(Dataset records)
----

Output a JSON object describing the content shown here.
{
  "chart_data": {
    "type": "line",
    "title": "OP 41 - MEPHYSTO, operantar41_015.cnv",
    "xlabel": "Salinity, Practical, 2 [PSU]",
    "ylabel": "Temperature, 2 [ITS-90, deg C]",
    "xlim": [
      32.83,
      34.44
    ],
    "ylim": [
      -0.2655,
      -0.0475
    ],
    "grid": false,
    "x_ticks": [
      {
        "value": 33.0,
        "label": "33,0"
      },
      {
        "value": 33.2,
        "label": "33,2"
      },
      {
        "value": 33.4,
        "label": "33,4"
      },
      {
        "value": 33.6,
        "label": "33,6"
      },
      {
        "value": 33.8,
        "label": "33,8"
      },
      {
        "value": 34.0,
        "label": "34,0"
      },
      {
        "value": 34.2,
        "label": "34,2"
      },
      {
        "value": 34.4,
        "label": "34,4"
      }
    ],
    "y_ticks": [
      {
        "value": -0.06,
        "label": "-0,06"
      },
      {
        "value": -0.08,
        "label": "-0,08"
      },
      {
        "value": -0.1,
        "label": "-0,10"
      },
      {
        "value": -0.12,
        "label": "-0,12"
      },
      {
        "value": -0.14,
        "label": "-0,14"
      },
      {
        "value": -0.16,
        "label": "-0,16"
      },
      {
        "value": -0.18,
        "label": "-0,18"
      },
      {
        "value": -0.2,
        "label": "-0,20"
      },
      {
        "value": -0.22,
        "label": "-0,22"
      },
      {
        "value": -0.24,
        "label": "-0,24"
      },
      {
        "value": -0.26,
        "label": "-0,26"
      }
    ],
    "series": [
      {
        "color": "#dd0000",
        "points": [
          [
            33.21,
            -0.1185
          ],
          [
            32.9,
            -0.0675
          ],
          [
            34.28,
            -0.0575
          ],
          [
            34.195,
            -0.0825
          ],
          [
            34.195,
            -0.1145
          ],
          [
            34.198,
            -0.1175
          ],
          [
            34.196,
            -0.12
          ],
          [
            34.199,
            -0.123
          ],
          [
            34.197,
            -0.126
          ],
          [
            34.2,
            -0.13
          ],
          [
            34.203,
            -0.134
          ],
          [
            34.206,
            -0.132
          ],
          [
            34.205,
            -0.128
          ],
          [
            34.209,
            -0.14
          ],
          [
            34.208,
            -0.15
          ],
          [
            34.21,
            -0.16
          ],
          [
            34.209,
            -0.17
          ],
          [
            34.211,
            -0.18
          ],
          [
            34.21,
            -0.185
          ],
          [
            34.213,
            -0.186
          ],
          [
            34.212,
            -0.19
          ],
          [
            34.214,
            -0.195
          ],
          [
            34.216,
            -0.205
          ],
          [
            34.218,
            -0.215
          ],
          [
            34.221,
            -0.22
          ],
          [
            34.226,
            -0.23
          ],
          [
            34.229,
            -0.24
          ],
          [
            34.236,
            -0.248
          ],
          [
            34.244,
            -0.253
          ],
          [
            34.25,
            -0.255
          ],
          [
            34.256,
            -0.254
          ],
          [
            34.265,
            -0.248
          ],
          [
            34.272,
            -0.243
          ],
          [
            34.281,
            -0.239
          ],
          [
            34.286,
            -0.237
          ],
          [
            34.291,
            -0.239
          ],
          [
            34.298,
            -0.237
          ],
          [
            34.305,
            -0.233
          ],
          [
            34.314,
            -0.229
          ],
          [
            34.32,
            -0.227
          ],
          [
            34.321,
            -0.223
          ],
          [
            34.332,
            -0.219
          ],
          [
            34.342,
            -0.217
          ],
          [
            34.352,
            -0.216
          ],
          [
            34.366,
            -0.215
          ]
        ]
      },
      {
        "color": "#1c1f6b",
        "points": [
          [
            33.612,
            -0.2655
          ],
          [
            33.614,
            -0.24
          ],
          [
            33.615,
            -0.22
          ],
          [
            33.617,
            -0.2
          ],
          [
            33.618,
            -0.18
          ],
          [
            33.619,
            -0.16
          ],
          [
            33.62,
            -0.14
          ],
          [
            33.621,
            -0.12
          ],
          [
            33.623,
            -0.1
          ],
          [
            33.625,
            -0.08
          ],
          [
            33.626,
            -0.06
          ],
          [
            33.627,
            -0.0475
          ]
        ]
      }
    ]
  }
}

----

### What you have to do
Repeat the data precisely, reproducing every entry.

### The completed task
Output a JSON object describing the content shown here.
{
  "chart_data": {
    "type": "line",
    "title": "OP 41 - MEPHYSTO, operantar41_015.cnv",
    "xlabel": "Salinity, Practical, 2 [PSU]",
    "ylabel": "Temperature, 2 [ITS-90, deg C]",
    "xlim": [
      32.83,
      34.44
    ],
    "ylim": [
      -0.2655,
      -0.0475
    ],
    "grid": false,
    "x_ticks": [
      {
        "value": 33.0,
        "label": "33,0"
      },
      {
        "value": 33.2,
        "label": "33,2"
      },
      {
        "value": 33.4,
        "label": "33,4"
      },
      {
        "value": 33.6,
        "label": "33,6"
      },
      {
        "value": 33.8,
        "label": "33,8"
      },
      {
        "value": 34.0,
        "label": "34,0"
      },
      {
        "value": 34.2,
        "label": "34,2"
      },
      {
        "value": 34.4,
        "label": "34,4"
      }
    ],
    "y_ticks": [
      {
        "value": -0.06,
        "label": "-0,06"
      },
      {
        "value": -0.08,
        "label": "-0,08"
      },
      {
        "value": -0.1,
        "label": "-0,10"
      },
      {
        "value": -0.12,
        "label": "-0,12"
      },
      {
        "value": -0.14,
        "label": "-0,14"
      },
      {
        "value": -0.16,
        "label": "-0,16"
      },
      {
        "value": -0.18,
        "label": "-0,18"
      },
      {
        "value": -0.2,
        "label": "-0,20"
      },
      {
        "value": -0.22,
        "label": "-0,22"
      },
      {
        "value": -0.24,
        "label": "-0,24"
      },
      {
        "value": -0.26,
        "label": "-0,26"
      }
    ],
    "series": [
      {
        "color": "#dd0000",
        "points": [
          [
            33.21,
            -0.1185
          ],
          [
            32.9,
            -0.0675
          ],
          [
            34.28,
            -0.0575
          ],
          [
            34.195,
            -0.0825
          ],
          [
            34.195,
            -0.1145
          ],
          [
            34.198,
            -0.1175
          ],
          [
            34.196,
            -0.12
          ],
          [
            34.199,
            -0.123
          ],
          [
            34.197,
            -0.126
          ],
          [
            34.2,
            -0.13
          ],
          [
            34.203,
            -0.134
          ],
          [
            34.206,
            -0.132
          ],
          [
            34.205,
            -0.128
          ],
          [
            34.209,
            -0.14
          ],
          [
            34.208,
            -0.15
          ],
          [
            34.21,
            -0.16
          ],
          [
            34.209,
            -0.17
          ],
          [
            34.211,
            -0.18
          ],
          [
            34.21,
            -0.185
          ],
          [
            34.213,
            -0.186
          ],
          [
            34.212,
            -0.19
          ],
          [
            34.214,
            -0.195
          ],
          [
            34.216,
            -0.205
          ],
          [
            34.218,
            -0.215
          ],
          [
            34.221,
            -0.22
          ],
          [
            34.226,
            -0.23
          ],
          [
            34.229,
            -0.24
          ],
          [
            34.236,
            -0.248
          ],
          [
            34.244,
            -0.253
          ],
          [
            34.25,
            -0.255
          ],
          [
            34.256,
            -0.254
          ],
          [
            34.265,
            -0.248
          ],
          [
            34.272,
            -0.243
          ],
          [
            34.281,
            -0.239
          ],
          [
            34.286,
            -0.237
          ],
          [
            34.291,
            -0.239
          ],
          [
            34.298,
            -0.237
          ],
          [
            34.305,
            -0.233
          ],
          [
            34.314,
            -0.229
          ],
          [
            34.32,
            -0.227
          ],
          [
            34.321,
            -0.223
          ],
          [
            34.332,
            -0.219
          ],
          [
            34.342,
            -0.217
          ],
          [
            34.352,
            -0.216
          ],
          [
            34.366,
            -0.215
          ]
        ]
      },
      {
        "color": "#1c1f6b",
        "points": [
          [
            33.612,
            -0.2655
          ],
          [
            33.614,
            -0.24
          ],
          [
            33.615,
            -0.22
          ],
          [
            33.617,
            -0.2
          ],
          [
            33.618,
            -0.18
          ],
          [
            33.619,
            -0.16
          ],
          [
            33.62,
            -0.14
          ],
          [
            33.621,
            -0.12
          ],
          [
            33.623,
            -0.1
          ],
          [
            33.625,
            -0.08
          ],
          [
            33.626,
            -0.06
          ],
          [
            33.627,
            -0.0475
          ]
        ]
      }
    ]
  }
}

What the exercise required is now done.